Extracts from a graphics dataset
************

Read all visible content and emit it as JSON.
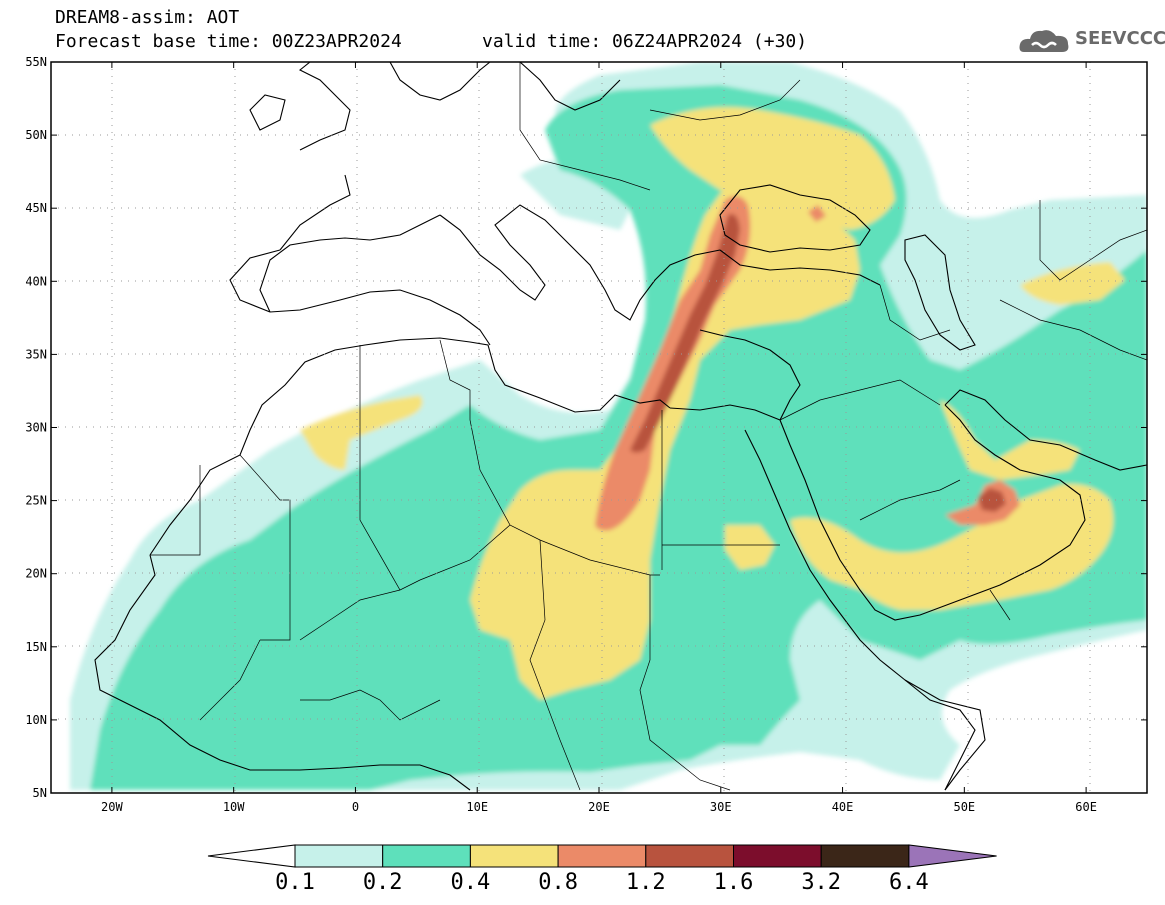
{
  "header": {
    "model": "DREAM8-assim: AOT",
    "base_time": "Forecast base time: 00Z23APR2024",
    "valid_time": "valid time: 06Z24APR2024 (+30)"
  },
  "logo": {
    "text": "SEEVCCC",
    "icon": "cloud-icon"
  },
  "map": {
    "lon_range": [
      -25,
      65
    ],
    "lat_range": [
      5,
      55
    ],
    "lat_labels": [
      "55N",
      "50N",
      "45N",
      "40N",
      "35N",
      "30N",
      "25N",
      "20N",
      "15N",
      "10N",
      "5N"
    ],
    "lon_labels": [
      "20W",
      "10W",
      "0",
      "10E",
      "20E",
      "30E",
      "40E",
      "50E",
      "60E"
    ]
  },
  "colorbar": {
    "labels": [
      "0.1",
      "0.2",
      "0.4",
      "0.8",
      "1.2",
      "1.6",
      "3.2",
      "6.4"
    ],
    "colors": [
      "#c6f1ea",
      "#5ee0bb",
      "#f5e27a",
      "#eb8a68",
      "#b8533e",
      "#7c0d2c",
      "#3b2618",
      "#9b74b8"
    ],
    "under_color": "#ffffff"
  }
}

************

Written task: Reproduce all of the entries word for word, skipping any pictures they hold.

Task answer:
Read all visible content and emit it as JSON.
{
  "header": {
    "model": "DREAM8-assim: AOT",
    "base_time": "Forecast base time: 00Z23APR2024",
    "valid_time": "valid time: 06Z24APR2024 (+30)"
  },
  "logo": {
    "text": "SEEVCCC",
    "icon": "cloud-icon"
  },
  "map": {
    "lon_range": [
      -25,
      65
    ],
    "lat_range": [
      5,
      55
    ],
    "lat_labels": [
      "55N",
      "50N",
      "45N",
      "40N",
      "35N",
      "30N",
      "25N",
      "20N",
      "15N",
      "10N",
      "5N"
    ],
    "lon_labels": [
      "20W",
      "10W",
      "0",
      "10E",
      "20E",
      "30E",
      "40E",
      "50E",
      "60E"
    ]
  },
  "colorbar": {
    "labels": [
      "0.1",
      "0.2",
      "0.4",
      "0.8",
      "1.2",
      "1.6",
      "3.2",
      "6.4"
    ],
    "colors": [
      "#c6f1ea",
      "#5ee0bb",
      "#f5e27a",
      "#eb8a68",
      "#b8533e",
      "#7c0d2c",
      "#3b2618",
      "#9b74b8"
    ],
    "under_color": "#ffffff"
  }
}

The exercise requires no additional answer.